DATA FOR PROCESSING
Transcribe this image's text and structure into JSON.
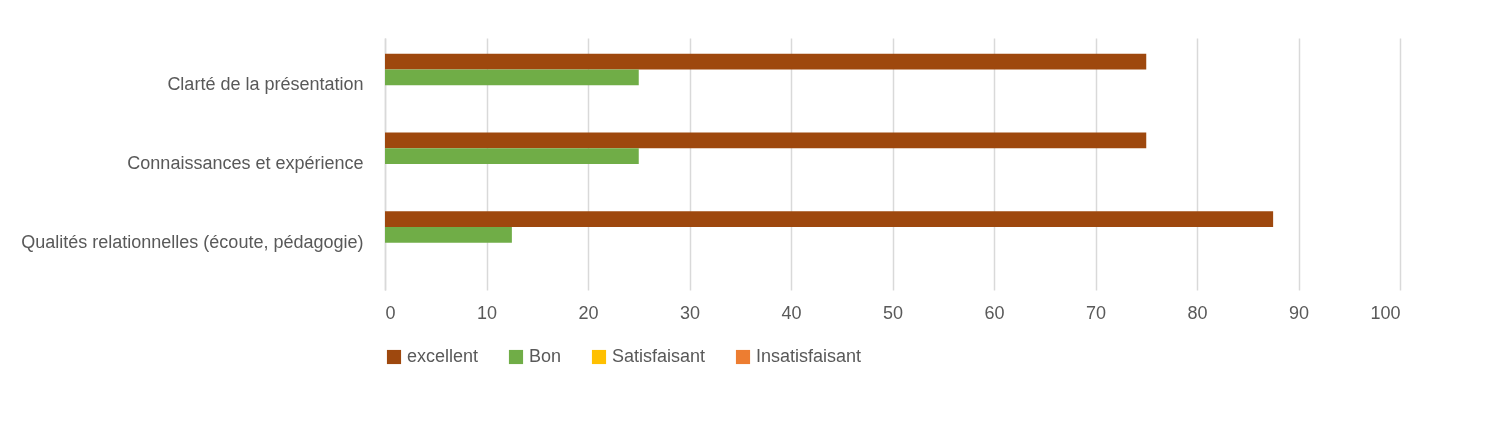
{
  "chart_data": {
    "type": "bar",
    "orientation": "horizontal",
    "categories": [
      "Clarté de la présentation",
      "Connaissances et expérience",
      "Qualités relationnelles (écoute, pédagogie)"
    ],
    "series": [
      {
        "name": "excellent",
        "color": "#9e480e",
        "values": [
          75,
          75,
          87.5
        ]
      },
      {
        "name": "Bon",
        "color": "#70ad47",
        "values": [
          25,
          25,
          12.5
        ]
      },
      {
        "name": "Satisfaisant",
        "color": "#ffc000",
        "values": [
          0,
          0,
          0
        ]
      },
      {
        "name": "Insatisfaisant",
        "color": "#ed7d31",
        "values": [
          0,
          0,
          0
        ]
      }
    ],
    "xlim": [
      0,
      100
    ],
    "xticks": [
      0,
      10,
      20,
      30,
      40,
      50,
      60,
      70,
      80,
      90,
      100
    ],
    "grid": "x",
    "legend": "bottom"
  }
}
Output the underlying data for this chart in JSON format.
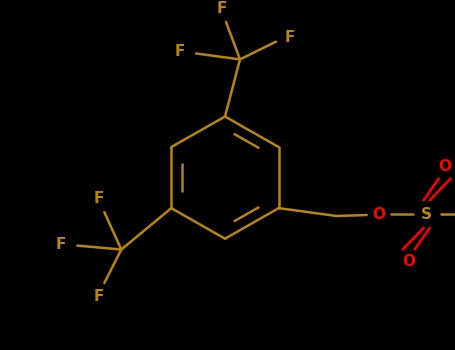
{
  "background_color": "#000000",
  "bond_color": "#b8860b",
  "bond_width": 1.8,
  "O_color": "#ff0000",
  "S_color": "#b8860b",
  "F_color": "#b8860b",
  "font_size_atom": 11,
  "fig_width": 4.55,
  "fig_height": 3.5,
  "dpi": 100,
  "xlim": [
    0,
    455
  ],
  "ylim": [
    0,
    350
  ]
}
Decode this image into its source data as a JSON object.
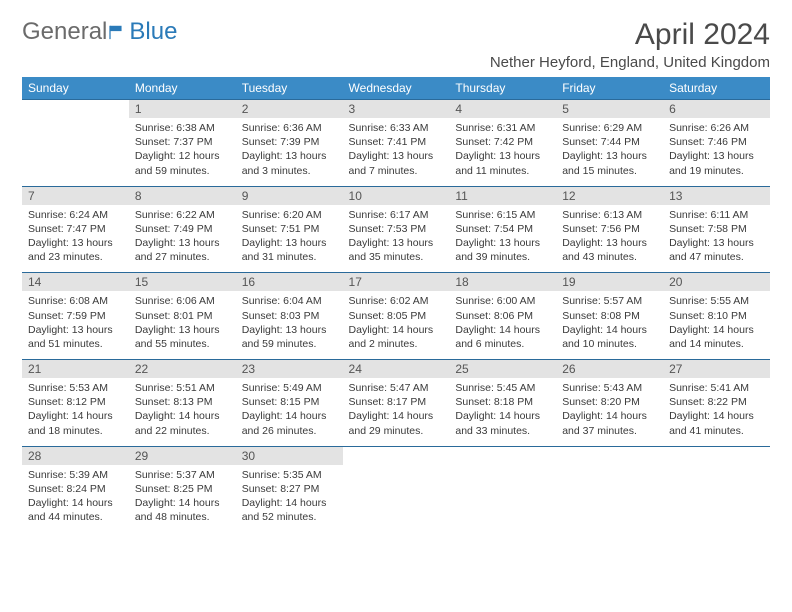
{
  "logo": {
    "text1": "General",
    "text2": "Blue"
  },
  "title": "April 2024",
  "location": "Nether Heyford, England, United Kingdom",
  "colors": {
    "header_bg": "#3b8bc6",
    "header_text": "#ffffff",
    "daynum_bg": "#e3e3e3",
    "border": "#2a6a9a",
    "logo_blue": "#2a7ab8"
  },
  "weekdays": [
    "Sunday",
    "Monday",
    "Tuesday",
    "Wednesday",
    "Thursday",
    "Friday",
    "Saturday"
  ],
  "weeks": [
    [
      null,
      {
        "n": "1",
        "sr": "6:38 AM",
        "ss": "7:37 PM",
        "dl": "12 hours and 59 minutes."
      },
      {
        "n": "2",
        "sr": "6:36 AM",
        "ss": "7:39 PM",
        "dl": "13 hours and 3 minutes."
      },
      {
        "n": "3",
        "sr": "6:33 AM",
        "ss": "7:41 PM",
        "dl": "13 hours and 7 minutes."
      },
      {
        "n": "4",
        "sr": "6:31 AM",
        "ss": "7:42 PM",
        "dl": "13 hours and 11 minutes."
      },
      {
        "n": "5",
        "sr": "6:29 AM",
        "ss": "7:44 PM",
        "dl": "13 hours and 15 minutes."
      },
      {
        "n": "6",
        "sr": "6:26 AM",
        "ss": "7:46 PM",
        "dl": "13 hours and 19 minutes."
      }
    ],
    [
      {
        "n": "7",
        "sr": "6:24 AM",
        "ss": "7:47 PM",
        "dl": "13 hours and 23 minutes."
      },
      {
        "n": "8",
        "sr": "6:22 AM",
        "ss": "7:49 PM",
        "dl": "13 hours and 27 minutes."
      },
      {
        "n": "9",
        "sr": "6:20 AM",
        "ss": "7:51 PM",
        "dl": "13 hours and 31 minutes."
      },
      {
        "n": "10",
        "sr": "6:17 AM",
        "ss": "7:53 PM",
        "dl": "13 hours and 35 minutes."
      },
      {
        "n": "11",
        "sr": "6:15 AM",
        "ss": "7:54 PM",
        "dl": "13 hours and 39 minutes."
      },
      {
        "n": "12",
        "sr": "6:13 AM",
        "ss": "7:56 PM",
        "dl": "13 hours and 43 minutes."
      },
      {
        "n": "13",
        "sr": "6:11 AM",
        "ss": "7:58 PM",
        "dl": "13 hours and 47 minutes."
      }
    ],
    [
      {
        "n": "14",
        "sr": "6:08 AM",
        "ss": "7:59 PM",
        "dl": "13 hours and 51 minutes."
      },
      {
        "n": "15",
        "sr": "6:06 AM",
        "ss": "8:01 PM",
        "dl": "13 hours and 55 minutes."
      },
      {
        "n": "16",
        "sr": "6:04 AM",
        "ss": "8:03 PM",
        "dl": "13 hours and 59 minutes."
      },
      {
        "n": "17",
        "sr": "6:02 AM",
        "ss": "8:05 PM",
        "dl": "14 hours and 2 minutes."
      },
      {
        "n": "18",
        "sr": "6:00 AM",
        "ss": "8:06 PM",
        "dl": "14 hours and 6 minutes."
      },
      {
        "n": "19",
        "sr": "5:57 AM",
        "ss": "8:08 PM",
        "dl": "14 hours and 10 minutes."
      },
      {
        "n": "20",
        "sr": "5:55 AM",
        "ss": "8:10 PM",
        "dl": "14 hours and 14 minutes."
      }
    ],
    [
      {
        "n": "21",
        "sr": "5:53 AM",
        "ss": "8:12 PM",
        "dl": "14 hours and 18 minutes."
      },
      {
        "n": "22",
        "sr": "5:51 AM",
        "ss": "8:13 PM",
        "dl": "14 hours and 22 minutes."
      },
      {
        "n": "23",
        "sr": "5:49 AM",
        "ss": "8:15 PM",
        "dl": "14 hours and 26 minutes."
      },
      {
        "n": "24",
        "sr": "5:47 AM",
        "ss": "8:17 PM",
        "dl": "14 hours and 29 minutes."
      },
      {
        "n": "25",
        "sr": "5:45 AM",
        "ss": "8:18 PM",
        "dl": "14 hours and 33 minutes."
      },
      {
        "n": "26",
        "sr": "5:43 AM",
        "ss": "8:20 PM",
        "dl": "14 hours and 37 minutes."
      },
      {
        "n": "27",
        "sr": "5:41 AM",
        "ss": "8:22 PM",
        "dl": "14 hours and 41 minutes."
      }
    ],
    [
      {
        "n": "28",
        "sr": "5:39 AM",
        "ss": "8:24 PM",
        "dl": "14 hours and 44 minutes."
      },
      {
        "n": "29",
        "sr": "5:37 AM",
        "ss": "8:25 PM",
        "dl": "14 hours and 48 minutes."
      },
      {
        "n": "30",
        "sr": "5:35 AM",
        "ss": "8:27 PM",
        "dl": "14 hours and 52 minutes."
      },
      null,
      null,
      null,
      null
    ]
  ],
  "labels": {
    "sunrise": "Sunrise:",
    "sunset": "Sunset:",
    "daylight": "Daylight:"
  }
}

AIM OF THE TASK
Transcribe each entry above exactly, apart from the pictures.

REPLY
Transcribe this image's text and structure into JSON.
{
  "chart_data": {
    "type": "bar",
    "orientation": "horizontal",
    "categories": [
      "Clarté de la présentation",
      "Connaissances et expérience",
      "Qualités relationnelles (écoute, pédagogie)"
    ],
    "series": [
      {
        "name": "excellent",
        "color": "#9e480e",
        "values": [
          75,
          75,
          87.5
        ]
      },
      {
        "name": "Bon",
        "color": "#70ad47",
        "values": [
          25,
          25,
          12.5
        ]
      },
      {
        "name": "Satisfaisant",
        "color": "#ffc000",
        "values": [
          0,
          0,
          0
        ]
      },
      {
        "name": "Insatisfaisant",
        "color": "#ed7d31",
        "values": [
          0,
          0,
          0
        ]
      }
    ],
    "xlim": [
      0,
      100
    ],
    "xticks": [
      0,
      10,
      20,
      30,
      40,
      50,
      60,
      70,
      80,
      90,
      100
    ],
    "grid": "x",
    "legend": "bottom"
  }
}
Output the underlying data for this chart in JSON format.
{
  "background_color": "#000000",
  "bond_color": "#b8860b",
  "bond_width": 1.8,
  "O_color": "#ff0000",
  "S_color": "#b8860b",
  "F_color": "#b8860b",
  "font_size_atom": 11,
  "fig_width": 4.55,
  "fig_height": 3.5,
  "dpi": 100,
  "xlim": [
    0,
    455
  ],
  "ylim": [
    0,
    350
  ]
}
Decode this image into its source data as a JSON object.
{
  "logo": {
    "text1": "General",
    "text2": "Blue"
  },
  "title": "April 2024",
  "location": "Nether Heyford, England, United Kingdom",
  "colors": {
    "header_bg": "#3b8bc6",
    "header_text": "#ffffff",
    "daynum_bg": "#e3e3e3",
    "border": "#2a6a9a",
    "logo_blue": "#2a7ab8"
  },
  "weekdays": [
    "Sunday",
    "Monday",
    "Tuesday",
    "Wednesday",
    "Thursday",
    "Friday",
    "Saturday"
  ],
  "weeks": [
    [
      null,
      {
        "n": "1",
        "sr": "6:38 AM",
        "ss": "7:37 PM",
        "dl": "12 hours and 59 minutes."
      },
      {
        "n": "2",
        "sr": "6:36 AM",
        "ss": "7:39 PM",
        "dl": "13 hours and 3 minutes."
      },
      {
        "n": "3",
        "sr": "6:33 AM",
        "ss": "7:41 PM",
        "dl": "13 hours and 7 minutes."
      },
      {
        "n": "4",
        "sr": "6:31 AM",
        "ss": "7:42 PM",
        "dl": "13 hours and 11 minutes."
      },
      {
        "n": "5",
        "sr": "6:29 AM",
        "ss": "7:44 PM",
        "dl": "13 hours and 15 minutes."
      },
      {
        "n": "6",
        "sr": "6:26 AM",
        "ss": "7:46 PM",
        "dl": "13 hours and 19 minutes."
      }
    ],
    [
      {
        "n": "7",
        "sr": "6:24 AM",
        "ss": "7:47 PM",
        "dl": "13 hours and 23 minutes."
      },
      {
        "n": "8",
        "sr": "6:22 AM",
        "ss": "7:49 PM",
        "dl": "13 hours and 27 minutes."
      },
      {
        "n": "9",
        "sr": "6:20 AM",
        "ss": "7:51 PM",
        "dl": "13 hours and 31 minutes."
      },
      {
        "n": "10",
        "sr": "6:17 AM",
        "ss": "7:53 PM",
        "dl": "13 hours and 35 minutes."
      },
      {
        "n": "11",
        "sr": "6:15 AM",
        "ss": "7:54 PM",
        "dl": "13 hours and 39 minutes."
      },
      {
        "n": "12",
        "sr": "6:13 AM",
        "ss": "7:56 PM",
        "dl": "13 hours and 43 minutes."
      },
      {
        "n": "13",
        "sr": "6:11 AM",
        "ss": "7:58 PM",
        "dl": "13 hours and 47 minutes."
      }
    ],
    [
      {
        "n": "14",
        "sr": "6:08 AM",
        "ss": "7:59 PM",
        "dl": "13 hours and 51 minutes."
      },
      {
        "n": "15",
        "sr": "6:06 AM",
        "ss": "8:01 PM",
        "dl": "13 hours and 55 minutes."
      },
      {
        "n": "16",
        "sr": "6:04 AM",
        "ss": "8:03 PM",
        "dl": "13 hours and 59 minutes."
      },
      {
        "n": "17",
        "sr": "6:02 AM",
        "ss": "8:05 PM",
        "dl": "14 hours and 2 minutes."
      },
      {
        "n": "18",
        "sr": "6:00 AM",
        "ss": "8:06 PM",
        "dl": "14 hours and 6 minutes."
      },
      {
        "n": "19",
        "sr": "5:57 AM",
        "ss": "8:08 PM",
        "dl": "14 hours and 10 minutes."
      },
      {
        "n": "20",
        "sr": "5:55 AM",
        "ss": "8:10 PM",
        "dl": "14 hours and 14 minutes."
      }
    ],
    [
      {
        "n": "21",
        "sr": "5:53 AM",
        "ss": "8:12 PM",
        "dl": "14 hours and 18 minutes."
      },
      {
        "n": "22",
        "sr": "5:51 AM",
        "ss": "8:13 PM",
        "dl": "14 hours and 22 minutes."
      },
      {
        "n": "23",
        "sr": "5:49 AM",
        "ss": "8:15 PM",
        "dl": "14 hours and 26 minutes."
      },
      {
        "n": "24",
        "sr": "5:47 AM",
        "ss": "8:17 PM",
        "dl": "14 hours and 29 minutes."
      },
      {
        "n": "25",
        "sr": "5:45 AM",
        "ss": "8:18 PM",
        "dl": "14 hours and 33 minutes."
      },
      {
        "n": "26",
        "sr": "5:43 AM",
        "ss": "8:20 PM",
        "dl": "14 hours and 37 minutes."
      },
      {
        "n": "27",
        "sr": "5:41 AM",
        "ss": "8:22 PM",
        "dl": "14 hours and 41 minutes."
      }
    ],
    [
      {
        "n": "28",
        "sr": "5:39 AM",
        "ss": "8:24 PM",
        "dl": "14 hours and 44 minutes."
      },
      {
        "n": "29",
        "sr": "5:37 AM",
        "ss": "8:25 PM",
        "dl": "14 hours and 48 minutes."
      },
      {
        "n": "30",
        "sr": "5:35 AM",
        "ss": "8:27 PM",
        "dl": "14 hours and 52 minutes."
      },
      null,
      null,
      null,
      null
    ]
  ],
  "labels": {
    "sunrise": "Sunrise:",
    "sunset": "Sunset:",
    "daylight": "Daylight:"
  }
}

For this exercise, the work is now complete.